▶ [Work to do]
In the data below, locate each line with the word "Indicator" and list it.

Raw records:
::::::::

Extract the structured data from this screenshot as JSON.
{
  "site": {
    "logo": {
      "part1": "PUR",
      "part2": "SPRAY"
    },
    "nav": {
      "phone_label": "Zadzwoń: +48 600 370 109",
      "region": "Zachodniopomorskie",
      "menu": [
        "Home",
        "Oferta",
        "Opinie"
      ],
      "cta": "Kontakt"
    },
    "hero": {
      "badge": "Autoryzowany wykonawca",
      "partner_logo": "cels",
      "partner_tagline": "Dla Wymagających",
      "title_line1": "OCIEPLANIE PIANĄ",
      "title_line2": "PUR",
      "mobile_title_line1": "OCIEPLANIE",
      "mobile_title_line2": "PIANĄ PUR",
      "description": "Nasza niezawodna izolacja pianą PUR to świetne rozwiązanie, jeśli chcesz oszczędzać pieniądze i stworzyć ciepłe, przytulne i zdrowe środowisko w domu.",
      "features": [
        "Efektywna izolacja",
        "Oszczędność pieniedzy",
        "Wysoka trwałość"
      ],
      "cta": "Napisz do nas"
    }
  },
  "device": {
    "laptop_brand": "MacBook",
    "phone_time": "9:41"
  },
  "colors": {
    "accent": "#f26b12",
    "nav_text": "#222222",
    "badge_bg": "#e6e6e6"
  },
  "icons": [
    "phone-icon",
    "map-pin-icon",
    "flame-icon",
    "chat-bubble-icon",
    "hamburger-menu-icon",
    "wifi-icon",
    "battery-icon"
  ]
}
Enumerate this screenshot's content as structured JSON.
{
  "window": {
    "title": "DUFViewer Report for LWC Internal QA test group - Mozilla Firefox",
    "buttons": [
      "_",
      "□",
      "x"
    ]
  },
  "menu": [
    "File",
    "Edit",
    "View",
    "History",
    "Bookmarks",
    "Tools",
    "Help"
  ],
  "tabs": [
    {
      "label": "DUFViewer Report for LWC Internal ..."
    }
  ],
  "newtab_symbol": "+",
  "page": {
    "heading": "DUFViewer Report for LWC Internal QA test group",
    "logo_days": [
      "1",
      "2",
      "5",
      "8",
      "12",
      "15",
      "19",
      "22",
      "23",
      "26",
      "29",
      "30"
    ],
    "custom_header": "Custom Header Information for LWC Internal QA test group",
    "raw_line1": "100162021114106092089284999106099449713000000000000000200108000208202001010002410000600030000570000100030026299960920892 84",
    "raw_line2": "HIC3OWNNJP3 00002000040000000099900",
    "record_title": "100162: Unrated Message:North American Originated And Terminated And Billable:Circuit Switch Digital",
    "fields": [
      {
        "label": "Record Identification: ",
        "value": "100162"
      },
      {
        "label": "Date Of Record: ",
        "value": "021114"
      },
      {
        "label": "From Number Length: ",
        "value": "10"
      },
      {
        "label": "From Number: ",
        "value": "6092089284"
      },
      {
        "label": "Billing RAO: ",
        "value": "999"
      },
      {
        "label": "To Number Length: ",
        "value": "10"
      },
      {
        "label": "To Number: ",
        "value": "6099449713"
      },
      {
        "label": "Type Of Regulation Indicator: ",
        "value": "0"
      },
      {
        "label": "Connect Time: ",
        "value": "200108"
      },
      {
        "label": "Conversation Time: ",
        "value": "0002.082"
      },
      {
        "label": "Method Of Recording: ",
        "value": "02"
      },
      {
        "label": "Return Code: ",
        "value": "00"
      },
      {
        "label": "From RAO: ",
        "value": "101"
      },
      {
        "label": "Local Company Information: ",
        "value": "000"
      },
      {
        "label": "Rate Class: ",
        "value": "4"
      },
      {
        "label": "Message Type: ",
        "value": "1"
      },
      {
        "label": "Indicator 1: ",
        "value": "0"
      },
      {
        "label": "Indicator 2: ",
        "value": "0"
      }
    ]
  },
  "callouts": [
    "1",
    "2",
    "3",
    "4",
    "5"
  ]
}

::::::::

▶ [Finished answer]
        "label": "Type Of Regulation Indicator: ",
        "label": "Indicator 1: ",
        "label": "Indicator 2: ",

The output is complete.